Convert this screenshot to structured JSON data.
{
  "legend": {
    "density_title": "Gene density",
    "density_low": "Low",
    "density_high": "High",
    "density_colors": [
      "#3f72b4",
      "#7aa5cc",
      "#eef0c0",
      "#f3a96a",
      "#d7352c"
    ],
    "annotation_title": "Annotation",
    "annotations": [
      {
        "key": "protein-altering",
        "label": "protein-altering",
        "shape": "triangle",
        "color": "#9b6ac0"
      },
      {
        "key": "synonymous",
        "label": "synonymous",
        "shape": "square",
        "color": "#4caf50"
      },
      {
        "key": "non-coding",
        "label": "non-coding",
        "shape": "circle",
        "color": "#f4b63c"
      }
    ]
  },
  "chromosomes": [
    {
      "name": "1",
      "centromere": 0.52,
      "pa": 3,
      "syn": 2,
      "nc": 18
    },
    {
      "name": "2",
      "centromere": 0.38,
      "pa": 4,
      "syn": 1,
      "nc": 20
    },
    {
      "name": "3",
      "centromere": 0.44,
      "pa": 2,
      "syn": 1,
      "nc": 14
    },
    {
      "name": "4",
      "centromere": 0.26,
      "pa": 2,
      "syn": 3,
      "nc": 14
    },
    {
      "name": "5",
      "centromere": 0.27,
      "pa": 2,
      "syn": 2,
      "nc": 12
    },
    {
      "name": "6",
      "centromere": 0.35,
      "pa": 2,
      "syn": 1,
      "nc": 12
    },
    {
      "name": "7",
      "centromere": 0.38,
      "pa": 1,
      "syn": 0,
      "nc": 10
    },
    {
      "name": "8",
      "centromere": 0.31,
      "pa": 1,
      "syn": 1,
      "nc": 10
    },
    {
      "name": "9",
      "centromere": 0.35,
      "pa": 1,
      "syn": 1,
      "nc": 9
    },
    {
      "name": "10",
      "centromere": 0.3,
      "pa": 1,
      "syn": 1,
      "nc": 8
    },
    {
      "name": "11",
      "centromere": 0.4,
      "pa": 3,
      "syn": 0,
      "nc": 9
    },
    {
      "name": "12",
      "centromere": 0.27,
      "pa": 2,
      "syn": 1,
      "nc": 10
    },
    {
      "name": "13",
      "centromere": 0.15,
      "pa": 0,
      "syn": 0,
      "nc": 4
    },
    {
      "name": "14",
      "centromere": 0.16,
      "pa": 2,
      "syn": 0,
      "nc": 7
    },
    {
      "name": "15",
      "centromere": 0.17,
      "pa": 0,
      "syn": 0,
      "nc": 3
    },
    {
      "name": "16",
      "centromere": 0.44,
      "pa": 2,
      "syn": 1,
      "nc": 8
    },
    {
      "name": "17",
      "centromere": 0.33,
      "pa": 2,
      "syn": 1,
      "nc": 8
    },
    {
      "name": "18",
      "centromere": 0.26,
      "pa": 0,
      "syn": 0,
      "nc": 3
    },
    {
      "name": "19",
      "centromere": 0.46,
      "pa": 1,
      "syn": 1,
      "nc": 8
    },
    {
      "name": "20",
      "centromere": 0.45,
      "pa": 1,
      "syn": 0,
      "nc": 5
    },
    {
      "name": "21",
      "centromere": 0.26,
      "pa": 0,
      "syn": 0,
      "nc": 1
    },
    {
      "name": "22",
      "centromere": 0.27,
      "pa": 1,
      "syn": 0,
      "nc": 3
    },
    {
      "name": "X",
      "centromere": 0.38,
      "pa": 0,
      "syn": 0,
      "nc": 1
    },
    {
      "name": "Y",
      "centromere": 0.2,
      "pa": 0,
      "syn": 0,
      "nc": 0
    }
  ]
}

* * * * *

Return only the count of lines in the records that hold the word "protein".

2